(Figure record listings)
....

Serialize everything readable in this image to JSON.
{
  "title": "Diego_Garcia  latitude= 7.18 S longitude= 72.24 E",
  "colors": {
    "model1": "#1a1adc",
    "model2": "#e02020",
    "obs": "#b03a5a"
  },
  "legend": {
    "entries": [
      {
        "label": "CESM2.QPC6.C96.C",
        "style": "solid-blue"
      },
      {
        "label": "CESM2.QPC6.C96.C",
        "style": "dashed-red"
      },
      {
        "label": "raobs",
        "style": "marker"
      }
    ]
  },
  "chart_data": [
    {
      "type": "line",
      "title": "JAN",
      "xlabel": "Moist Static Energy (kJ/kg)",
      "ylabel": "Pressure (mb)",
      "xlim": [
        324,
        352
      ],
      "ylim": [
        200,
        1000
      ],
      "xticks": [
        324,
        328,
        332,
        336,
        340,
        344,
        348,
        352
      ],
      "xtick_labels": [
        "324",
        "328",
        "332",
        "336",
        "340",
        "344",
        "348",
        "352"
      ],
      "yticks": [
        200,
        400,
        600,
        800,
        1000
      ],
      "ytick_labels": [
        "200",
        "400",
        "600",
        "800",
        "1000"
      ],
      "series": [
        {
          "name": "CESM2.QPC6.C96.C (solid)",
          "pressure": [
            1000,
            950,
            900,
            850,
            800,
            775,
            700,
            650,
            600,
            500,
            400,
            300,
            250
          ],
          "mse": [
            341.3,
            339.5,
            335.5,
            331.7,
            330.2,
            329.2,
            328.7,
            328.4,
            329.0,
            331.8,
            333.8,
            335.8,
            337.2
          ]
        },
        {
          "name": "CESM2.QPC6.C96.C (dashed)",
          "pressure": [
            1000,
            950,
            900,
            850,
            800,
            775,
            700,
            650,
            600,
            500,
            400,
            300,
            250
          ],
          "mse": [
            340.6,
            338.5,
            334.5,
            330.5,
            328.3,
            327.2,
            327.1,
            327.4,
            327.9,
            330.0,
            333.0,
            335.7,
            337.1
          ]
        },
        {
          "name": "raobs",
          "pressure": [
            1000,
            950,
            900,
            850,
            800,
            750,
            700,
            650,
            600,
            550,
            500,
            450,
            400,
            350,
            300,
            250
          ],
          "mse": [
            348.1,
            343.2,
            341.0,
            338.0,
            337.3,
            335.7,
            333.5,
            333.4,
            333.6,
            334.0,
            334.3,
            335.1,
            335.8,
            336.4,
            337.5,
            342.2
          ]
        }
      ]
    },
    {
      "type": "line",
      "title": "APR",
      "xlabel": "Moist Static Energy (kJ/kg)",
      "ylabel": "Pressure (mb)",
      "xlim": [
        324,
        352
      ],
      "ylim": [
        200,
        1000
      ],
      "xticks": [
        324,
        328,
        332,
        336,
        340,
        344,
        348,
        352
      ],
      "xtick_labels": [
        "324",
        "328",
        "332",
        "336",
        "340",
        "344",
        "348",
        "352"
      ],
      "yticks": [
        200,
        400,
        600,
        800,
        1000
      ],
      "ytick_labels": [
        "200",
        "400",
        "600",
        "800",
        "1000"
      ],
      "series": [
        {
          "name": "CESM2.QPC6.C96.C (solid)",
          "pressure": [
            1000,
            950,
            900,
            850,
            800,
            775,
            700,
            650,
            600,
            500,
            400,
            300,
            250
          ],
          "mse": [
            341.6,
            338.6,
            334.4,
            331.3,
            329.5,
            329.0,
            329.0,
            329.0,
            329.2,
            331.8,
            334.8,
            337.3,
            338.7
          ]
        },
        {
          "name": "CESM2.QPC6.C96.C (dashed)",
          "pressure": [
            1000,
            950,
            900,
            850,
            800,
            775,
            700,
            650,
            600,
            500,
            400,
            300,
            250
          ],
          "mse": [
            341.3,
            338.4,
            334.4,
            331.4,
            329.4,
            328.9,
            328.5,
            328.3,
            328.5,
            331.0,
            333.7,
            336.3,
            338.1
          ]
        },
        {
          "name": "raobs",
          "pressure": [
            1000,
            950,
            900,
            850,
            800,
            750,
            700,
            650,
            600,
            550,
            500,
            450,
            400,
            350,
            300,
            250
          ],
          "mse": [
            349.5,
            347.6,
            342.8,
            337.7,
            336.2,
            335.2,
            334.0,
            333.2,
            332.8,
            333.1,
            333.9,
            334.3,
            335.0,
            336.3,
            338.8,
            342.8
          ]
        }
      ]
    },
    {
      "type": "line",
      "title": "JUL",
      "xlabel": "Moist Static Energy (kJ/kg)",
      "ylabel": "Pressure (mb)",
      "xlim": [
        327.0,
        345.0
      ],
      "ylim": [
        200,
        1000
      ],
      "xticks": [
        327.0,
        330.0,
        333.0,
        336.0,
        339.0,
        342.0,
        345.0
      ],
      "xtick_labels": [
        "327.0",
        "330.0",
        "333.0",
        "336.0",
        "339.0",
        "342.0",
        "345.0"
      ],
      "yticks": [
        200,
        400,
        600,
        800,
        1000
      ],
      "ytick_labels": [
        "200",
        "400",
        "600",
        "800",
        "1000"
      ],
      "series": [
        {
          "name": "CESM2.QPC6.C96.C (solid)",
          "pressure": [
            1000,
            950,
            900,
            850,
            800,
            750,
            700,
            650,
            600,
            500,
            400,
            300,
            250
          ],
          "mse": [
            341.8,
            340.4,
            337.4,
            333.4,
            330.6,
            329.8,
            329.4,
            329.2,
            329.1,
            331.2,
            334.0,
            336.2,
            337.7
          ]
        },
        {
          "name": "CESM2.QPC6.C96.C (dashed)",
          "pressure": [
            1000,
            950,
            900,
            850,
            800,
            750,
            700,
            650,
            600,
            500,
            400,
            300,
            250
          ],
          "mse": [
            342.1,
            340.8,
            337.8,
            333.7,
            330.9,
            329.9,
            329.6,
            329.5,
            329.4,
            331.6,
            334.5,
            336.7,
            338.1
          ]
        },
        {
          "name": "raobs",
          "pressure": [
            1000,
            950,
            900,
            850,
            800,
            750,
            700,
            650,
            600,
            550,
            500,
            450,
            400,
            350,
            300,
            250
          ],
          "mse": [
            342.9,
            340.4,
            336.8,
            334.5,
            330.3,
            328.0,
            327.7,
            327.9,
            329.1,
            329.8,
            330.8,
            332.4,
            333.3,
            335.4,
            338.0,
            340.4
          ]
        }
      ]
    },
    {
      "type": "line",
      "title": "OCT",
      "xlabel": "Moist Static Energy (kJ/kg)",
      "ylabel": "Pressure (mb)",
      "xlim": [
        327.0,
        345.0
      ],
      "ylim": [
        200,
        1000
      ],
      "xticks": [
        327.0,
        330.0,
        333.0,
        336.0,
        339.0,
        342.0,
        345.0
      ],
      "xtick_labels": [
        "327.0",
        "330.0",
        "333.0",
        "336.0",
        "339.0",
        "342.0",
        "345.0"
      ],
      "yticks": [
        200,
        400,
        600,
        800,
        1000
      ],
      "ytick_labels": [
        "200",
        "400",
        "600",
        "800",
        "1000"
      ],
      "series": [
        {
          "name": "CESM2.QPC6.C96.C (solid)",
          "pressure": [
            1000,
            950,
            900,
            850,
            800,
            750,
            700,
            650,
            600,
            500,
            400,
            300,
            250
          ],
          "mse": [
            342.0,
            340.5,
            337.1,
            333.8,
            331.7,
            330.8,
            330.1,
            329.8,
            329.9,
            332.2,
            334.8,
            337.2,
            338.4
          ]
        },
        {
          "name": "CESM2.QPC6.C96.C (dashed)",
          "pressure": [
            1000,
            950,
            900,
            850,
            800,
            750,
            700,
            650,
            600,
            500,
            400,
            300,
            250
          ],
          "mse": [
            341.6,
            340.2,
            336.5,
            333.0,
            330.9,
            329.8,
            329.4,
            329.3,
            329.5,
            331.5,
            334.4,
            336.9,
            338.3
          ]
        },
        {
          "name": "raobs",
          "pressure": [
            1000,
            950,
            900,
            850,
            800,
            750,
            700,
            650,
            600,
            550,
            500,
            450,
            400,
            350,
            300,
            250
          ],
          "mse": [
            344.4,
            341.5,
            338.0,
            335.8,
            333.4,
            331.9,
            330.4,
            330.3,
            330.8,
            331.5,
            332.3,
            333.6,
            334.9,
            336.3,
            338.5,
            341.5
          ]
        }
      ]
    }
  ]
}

....

→ JOB
Among the records above, find each line holding the string "style" and pull it out.

→ THE ANSWER
        "style": "solid-blue"
        "style": "dashed-red"
        "style": "marker"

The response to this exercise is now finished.